- EXERCISE DIRECTIONS
Write out every entry precisely as given, leaving the pictures out.

═══ GIVEN RECORDS

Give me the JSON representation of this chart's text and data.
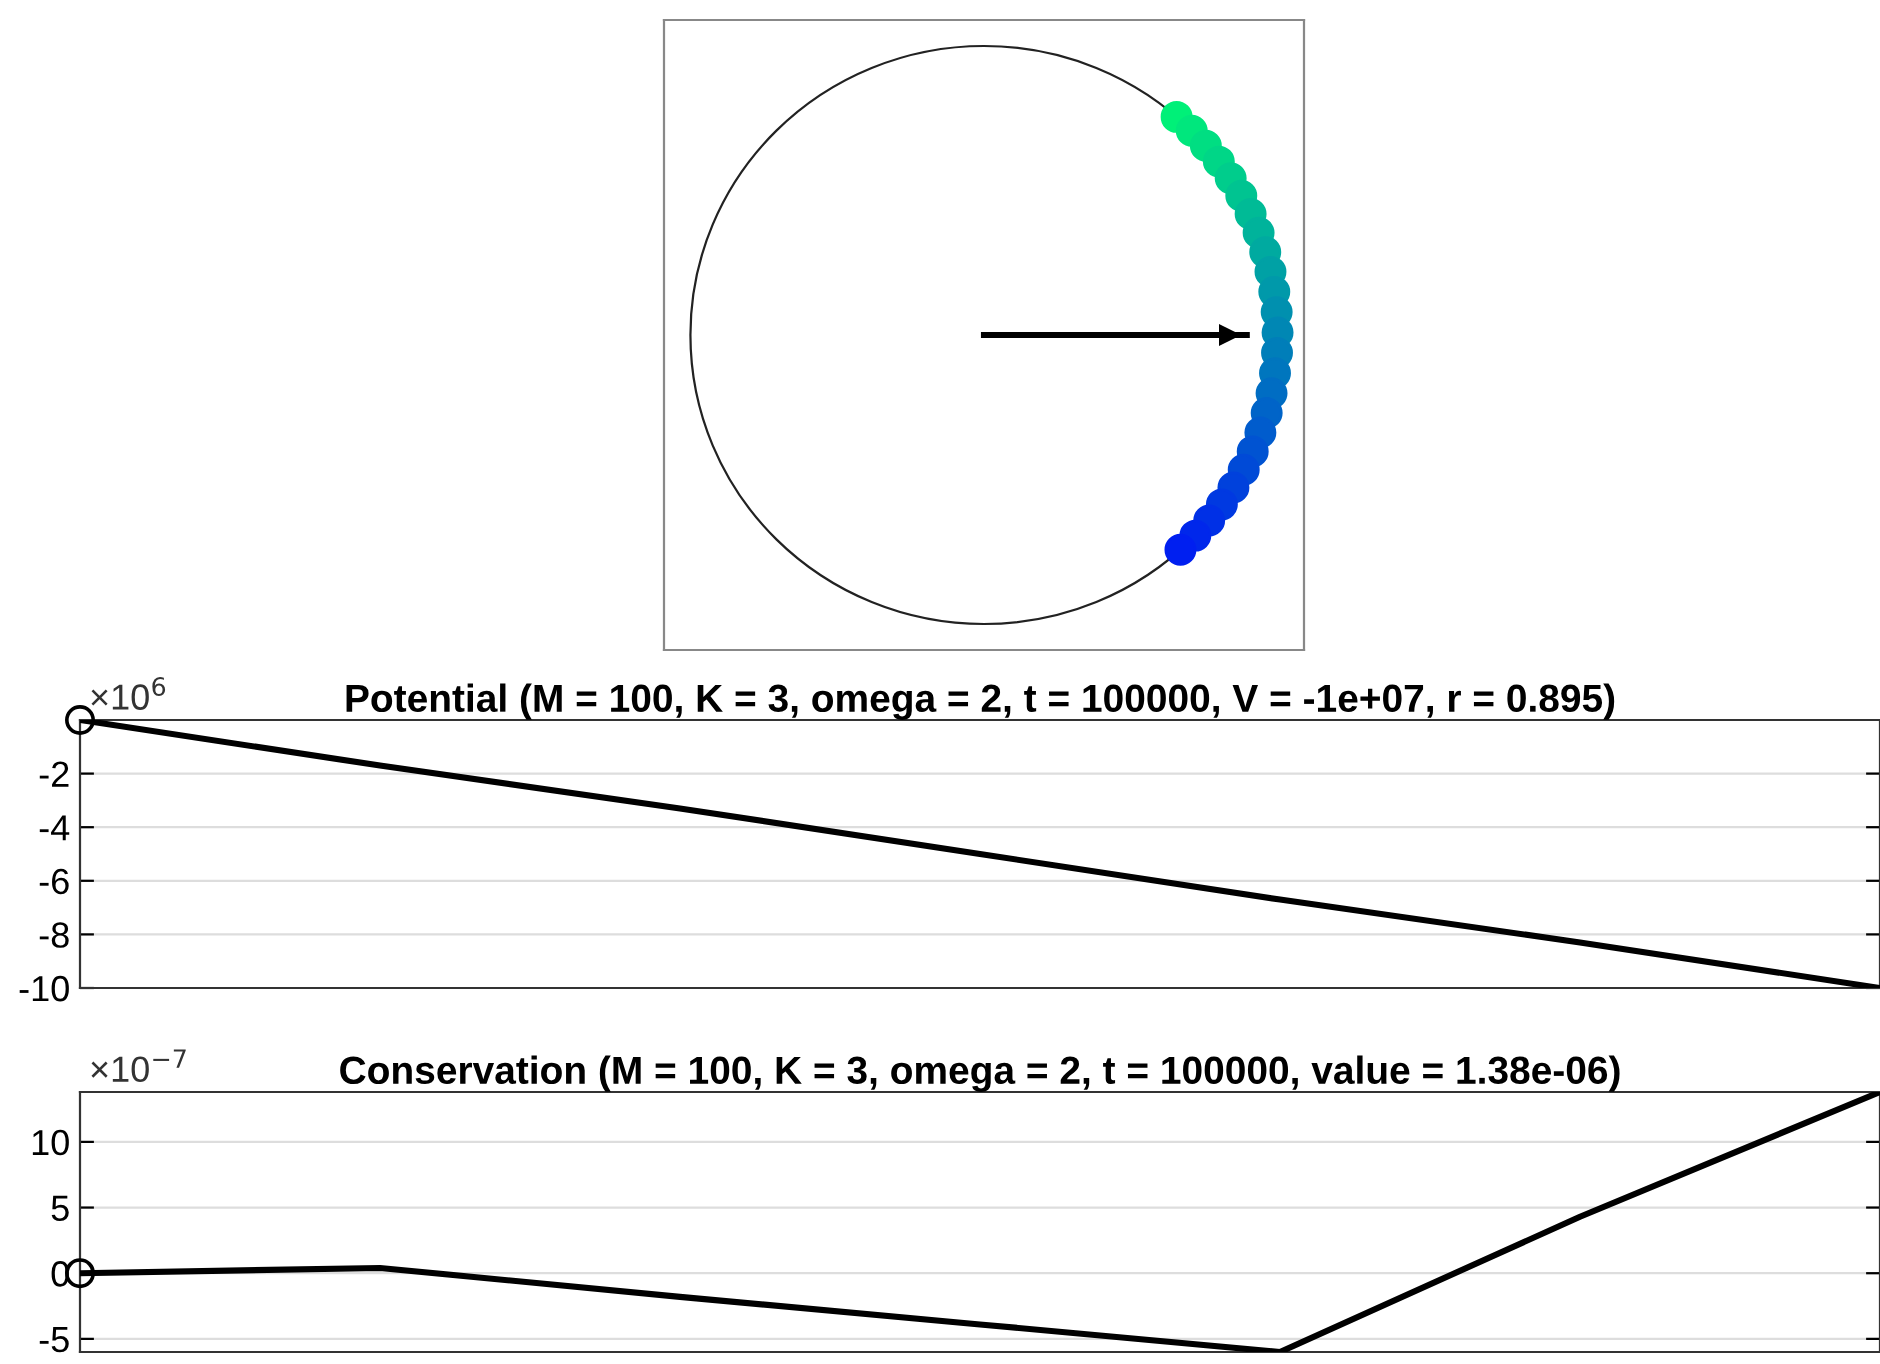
{
  "chart_data": [
    {
      "type": "line",
      "title": "Potential (M = 100, K = 3, omega = 2, t = 100000, V = -1e+07, r = 0.895)",
      "categories": [
        null,
        null,
        null,
        null,
        null,
        null,
        null
      ],
      "ylim": [
        -10,
        0
      ],
      "yticks": [
        -2,
        -4,
        -6,
        -8,
        -10
      ],
      "grid": "y",
      "tick_labels": "y",
      "annotations": [
        "×10$^{6}$"
      ],
      "series": [
        {
          "color": "#000000",
          "values": [
            0,
            -1.7,
            -3.3,
            -5,
            -6.7,
            -8.3,
            -10
          ]
        },
        {
          "type": "scatter",
          "marker": "circle",
          "color": "#000000",
          "values": [
            0,
            null,
            null,
            null,
            null,
            null,
            null
          ]
        }
      ]
    },
    {
      "type": "line",
      "title": "Conservation (M = 100, K = 3, omega = 2, t = 100000, value = 1.38e-06)",
      "categories": [
        null,
        null,
        null,
        null,
        null,
        null,
        null
      ],
      "ylim": [
        -6,
        13.8
      ],
      "yticks": [
        -5,
        0,
        5,
        10
      ],
      "grid": "y",
      "tick_labels": "y",
      "annotations": [
        "×10$^{−7}$"
      ],
      "series": [
        {
          "color": "#000000",
          "values": [
            0,
            0.4,
            -1.8,
            -3.9,
            -6,
            4.3,
            13.8
          ]
        },
        {
          "type": "scatter",
          "marker": "circle",
          "color": "#000000",
          "values": [
            0,
            null,
            null,
            null,
            null,
            null,
            null
          ]
        }
      ]
    }
  ]
}
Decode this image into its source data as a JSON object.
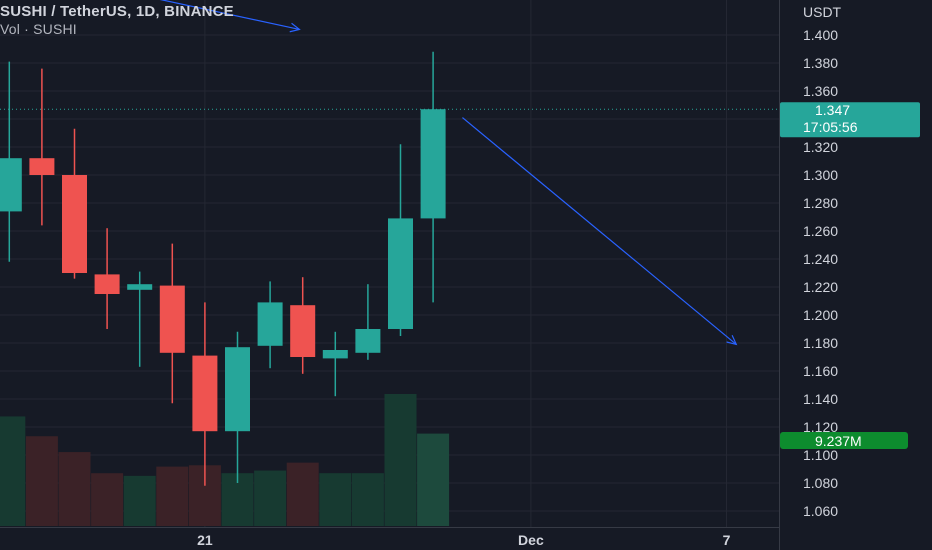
{
  "header": {
    "symbol": "SUSHI / TetherUS, 1D, BINANCE",
    "indicator": "Vol · SUSHI"
  },
  "colors": {
    "bg": "#161a25",
    "grid": "#242733",
    "up": "#26a69a",
    "down": "#ef5350",
    "vol_up": "#173a31",
    "vol_down": "#3b2227",
    "vol_last": "#1d4a3d",
    "arrow": "#2962ff",
    "price_badge": "#26a69a",
    "vol_badge": "#0d8c2e"
  },
  "chart_data": {
    "type": "candlestick",
    "y_axis_label": "USDT",
    "ylim": [
      1.05,
      1.415
    ],
    "y_ticks": [
      1.06,
      1.08,
      1.1,
      1.12,
      1.14,
      1.16,
      1.18,
      1.2,
      1.22,
      1.24,
      1.26,
      1.28,
      1.3,
      1.32,
      1.34,
      1.36,
      1.38,
      1.4
    ],
    "y_tick_labels": [
      "1.060",
      "1.080",
      "1.100",
      "1.120",
      "1.140",
      "1.160",
      "1.180",
      "1.200",
      "1.220",
      "1.240",
      "1.260",
      "1.280",
      "1.300",
      "1.320",
      "1.340",
      "1.360",
      "1.380",
      "1.400"
    ],
    "x_labels": [
      {
        "label": "21",
        "index": 6
      },
      {
        "label": "Dec",
        "index": 16
      },
      {
        "label": "7",
        "index": 22
      }
    ],
    "candles": [
      {
        "o": 1.274,
        "h": 1.381,
        "l": 1.238,
        "c": 1.312
      },
      {
        "o": 1.312,
        "h": 1.376,
        "l": 1.264,
        "c": 1.3
      },
      {
        "o": 1.3,
        "h": 1.333,
        "l": 1.226,
        "c": 1.23
      },
      {
        "o": 1.229,
        "h": 1.262,
        "l": 1.19,
        "c": 1.215
      },
      {
        "o": 1.218,
        "h": 1.231,
        "l": 1.163,
        "c": 1.222
      },
      {
        "o": 1.221,
        "h": 1.251,
        "l": 1.137,
        "c": 1.173
      },
      {
        "o": 1.171,
        "h": 1.209,
        "l": 1.078,
        "c": 1.117
      },
      {
        "o": 1.117,
        "h": 1.188,
        "l": 1.08,
        "c": 1.177
      },
      {
        "o": 1.178,
        "h": 1.224,
        "l": 1.162,
        "c": 1.209
      },
      {
        "o": 1.207,
        "h": 1.227,
        "l": 1.158,
        "c": 1.17
      },
      {
        "o": 1.169,
        "h": 1.188,
        "l": 1.142,
        "c": 1.175
      },
      {
        "o": 1.173,
        "h": 1.222,
        "l": 1.168,
        "c": 1.19
      },
      {
        "o": 1.19,
        "h": 1.322,
        "l": 1.185,
        "c": 1.269
      },
      {
        "o": 1.269,
        "h": 1.388,
        "l": 1.209,
        "c": 1.347
      }
    ],
    "volume_relative": [
      0.83,
      0.68,
      0.56,
      0.4,
      0.38,
      0.45,
      0.46,
      0.4,
      0.42,
      0.48,
      0.4,
      0.4,
      1.0,
      0.7
    ],
    "last_price": "1.347",
    "countdown": "17:05:56",
    "last_volume": "9.237M",
    "arrows": [
      {
        "from": {
          "index": -0.5,
          "price": 1.451
        },
        "to": {
          "index": 8.9,
          "price": 1.404
        }
      },
      {
        "from": {
          "index": 13.9,
          "price": 1.341
        },
        "to": {
          "index": 22.3,
          "price": 1.179
        }
      }
    ]
  }
}
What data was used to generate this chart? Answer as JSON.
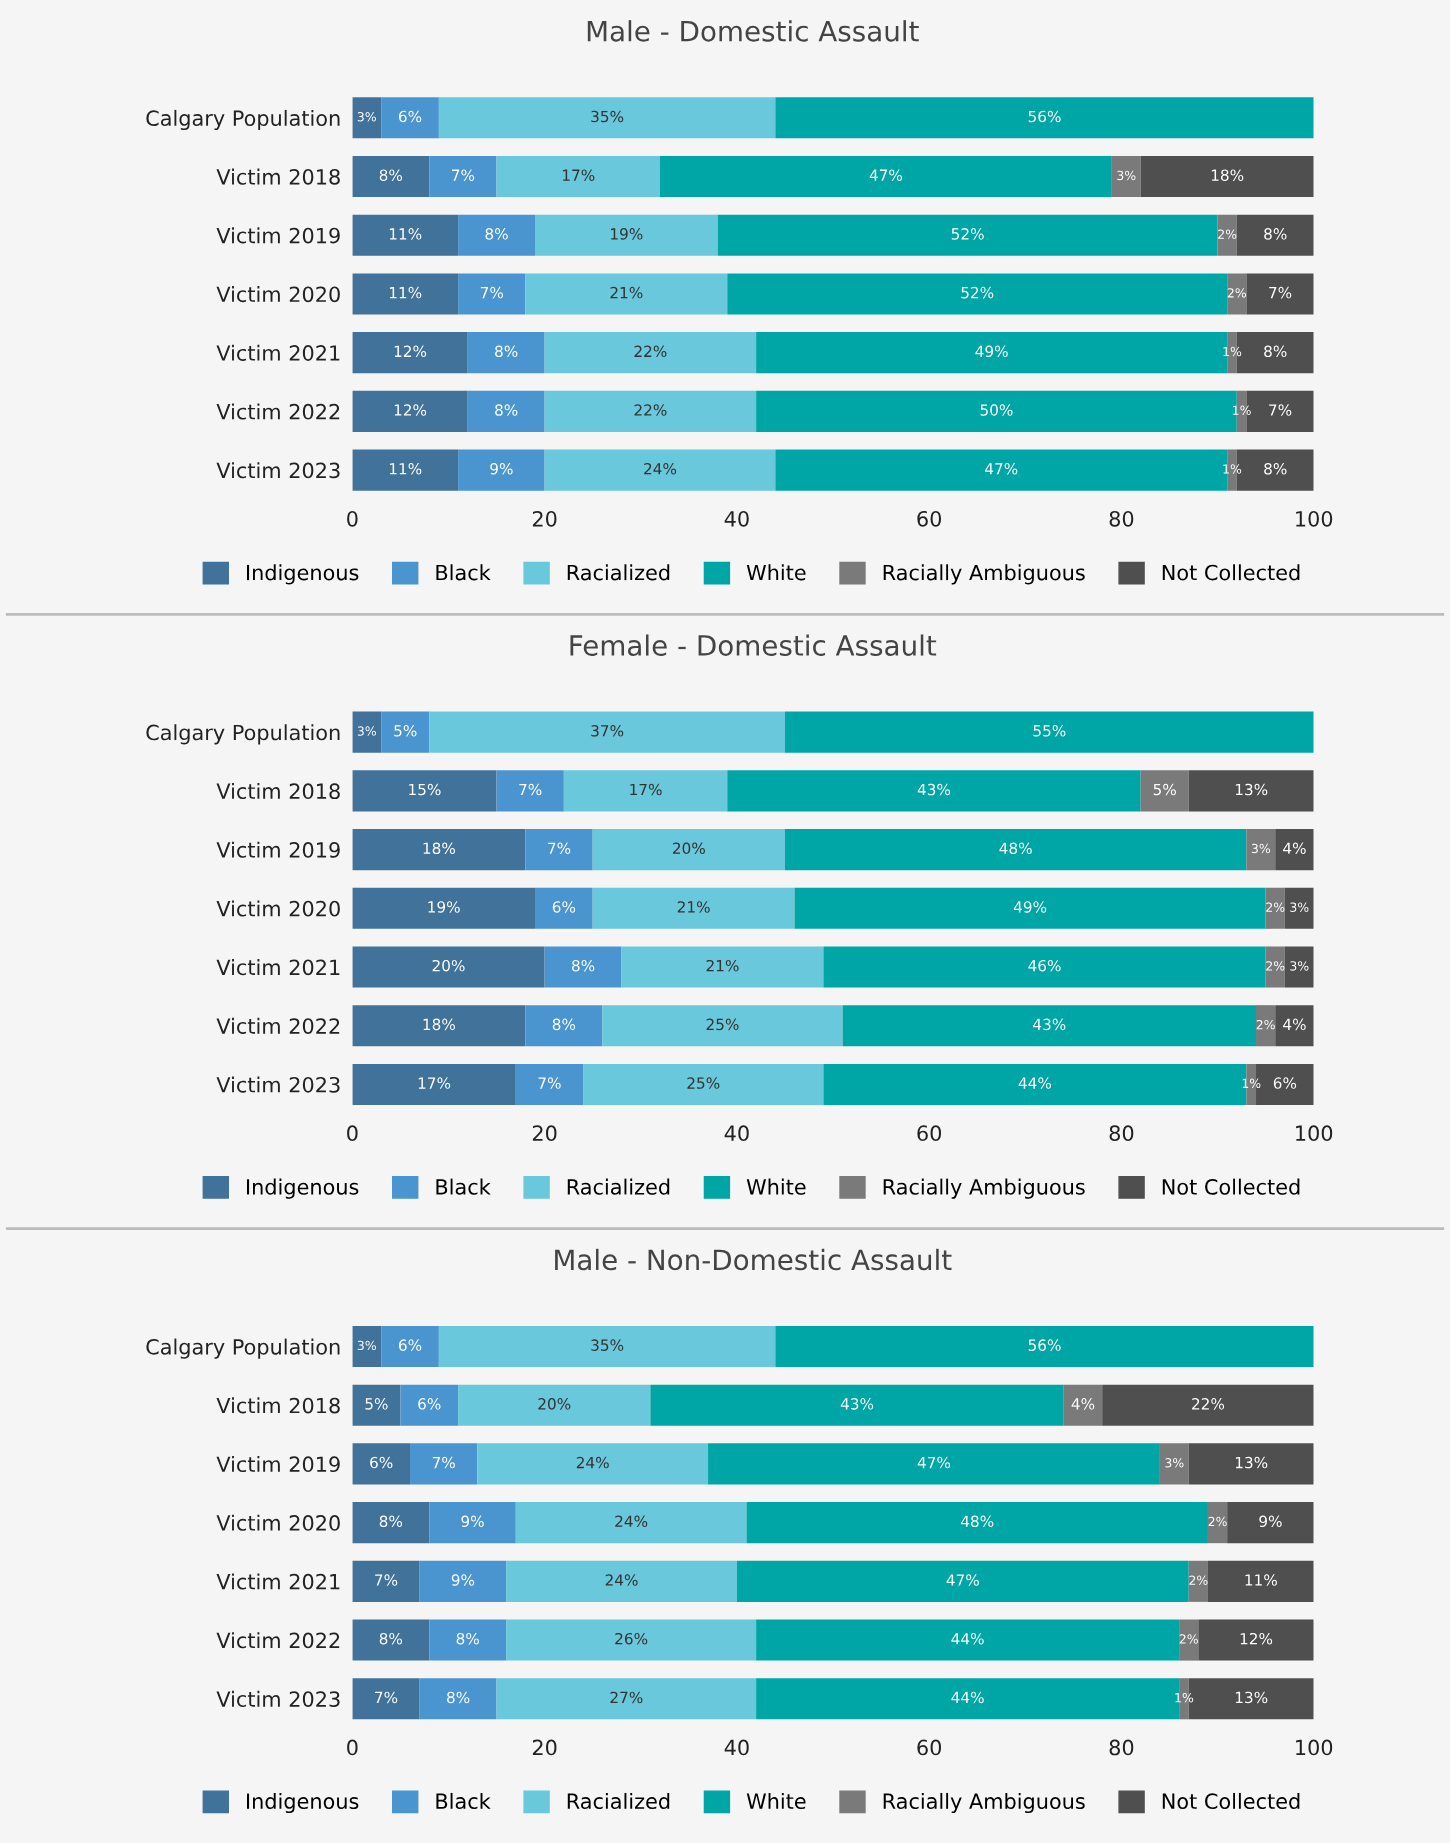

══════

- OUTPUT FOR THIS TASK
Give me the JSON representation of this chart's text and data.
{
  "chart_data": [
    {
      "type": "line",
      "title": "Potential (M = 100, K = 3, omega = 2, t = 100000, V = -1e+07, r = 0.895)",
      "categories": [
        null,
        null,
        null,
        null,
        null,
        null,
        null
      ],
      "ylim": [
        -10,
        0
      ],
      "yticks": [
        -2,
        -4,
        -6,
        -8,
        -10
      ],
      "grid": "y",
      "tick_labels": "y",
      "annotations": [
        "×10$^{6}$"
      ],
      "series": [
        {
          "color": "#000000",
          "values": [
            0,
            -1.7,
            -3.3,
            -5,
            -6.7,
            -8.3,
            -10
          ]
        },
        {
          "type": "scatter",
          "marker": "circle",
          "color": "#000000",
          "values": [
            0,
            null,
            null,
            null,
            null,
            null,
            null
          ]
        }
      ]
    },
    {
      "type": "line",
      "title": "Conservation (M = 100, K = 3, omega = 2, t = 100000, value = 1.38e-06)",
      "categories": [
        null,
        null,
        null,
        null,
        null,
        null,
        null
      ],
      "ylim": [
        -6,
        13.8
      ],
      "yticks": [
        -5,
        0,
        5,
        10
      ],
      "grid": "y",
      "tick_labels": "y",
      "annotations": [
        "×10$^{−7}$"
      ],
      "series": [
        {
          "color": "#000000",
          "values": [
            0,
            0.4,
            -1.8,
            -3.9,
            -6,
            4.3,
            13.8
          ]
        },
        {
          "type": "scatter",
          "marker": "circle",
          "color": "#000000",
          "values": [
            0,
            null,
            null,
            null,
            null,
            null,
            null
          ]
        }
      ]
    }
  ]
}
Decode this image into its source data as a JSON object.
{
  "header": {
    "symbol": "SUSHI / TetherUS, 1D, BINANCE",
    "indicator": "Vol · SUSHI"
  },
  "colors": {
    "bg": "#161a25",
    "grid": "#242733",
    "up": "#26a69a",
    "down": "#ef5350",
    "vol_up": "#173a31",
    "vol_down": "#3b2227",
    "vol_last": "#1d4a3d",
    "arrow": "#2962ff",
    "price_badge": "#26a69a",
    "vol_badge": "#0d8c2e"
  },
  "chart_data": {
    "type": "candlestick",
    "y_axis_label": "USDT",
    "ylim": [
      1.05,
      1.415
    ],
    "y_ticks": [
      1.06,
      1.08,
      1.1,
      1.12,
      1.14,
      1.16,
      1.18,
      1.2,
      1.22,
      1.24,
      1.26,
      1.28,
      1.3,
      1.32,
      1.34,
      1.36,
      1.38,
      1.4
    ],
    "y_tick_labels": [
      "1.060",
      "1.080",
      "1.100",
      "1.120",
      "1.140",
      "1.160",
      "1.180",
      "1.200",
      "1.220",
      "1.240",
      "1.260",
      "1.280",
      "1.300",
      "1.320",
      "1.340",
      "1.360",
      "1.380",
      "1.400"
    ],
    "x_labels": [
      {
        "label": "21",
        "index": 6
      },
      {
        "label": "Dec",
        "index": 16
      },
      {
        "label": "7",
        "index": 22
      }
    ],
    "candles": [
      {
        "o": 1.274,
        "h": 1.381,
        "l": 1.238,
        "c": 1.312
      },
      {
        "o": 1.312,
        "h": 1.376,
        "l": 1.264,
        "c": 1.3
      },
      {
        "o": 1.3,
        "h": 1.333,
        "l": 1.226,
        "c": 1.23
      },
      {
        "o": 1.229,
        "h": 1.262,
        "l": 1.19,
        "c": 1.215
      },
      {
        "o": 1.218,
        "h": 1.231,
        "l": 1.163,
        "c": 1.222
      },
      {
        "o": 1.221,
        "h": 1.251,
        "l": 1.137,
        "c": 1.173
      },
      {
        "o": 1.171,
        "h": 1.209,
        "l": 1.078,
        "c": 1.117
      },
      {
        "o": 1.117,
        "h": 1.188,
        "l": 1.08,
        "c": 1.177
      },
      {
        "o": 1.178,
        "h": 1.224,
        "l": 1.162,
        "c": 1.209
      },
      {
        "o": 1.207,
        "h": 1.227,
        "l": 1.158,
        "c": 1.17
      },
      {
        "o": 1.169,
        "h": 1.188,
        "l": 1.142,
        "c": 1.175
      },
      {
        "o": 1.173,
        "h": 1.222,
        "l": 1.168,
        "c": 1.19
      },
      {
        "o": 1.19,
        "h": 1.322,
        "l": 1.185,
        "c": 1.269
      },
      {
        "o": 1.269,
        "h": 1.388,
        "l": 1.209,
        "c": 1.347
      }
    ],
    "volume_relative": [
      0.83,
      0.68,
      0.56,
      0.4,
      0.38,
      0.45,
      0.46,
      0.4,
      0.42,
      0.48,
      0.4,
      0.4,
      1.0,
      0.7
    ],
    "last_price": "1.347",
    "countdown": "17:05:56",
    "last_volume": "9.237M",
    "arrows": [
      {
        "from": {
          "index": -0.5,
          "price": 1.451
        },
        "to": {
          "index": 8.9,
          "price": 1.404
        }
      },
      {
        "from": {
          "index": 13.9,
          "price": 1.341
        },
        "to": {
          "index": 22.3,
          "price": 1.179
        }
      }
    ]
  }
}
What data was used to generate this chart? Answer as JSON.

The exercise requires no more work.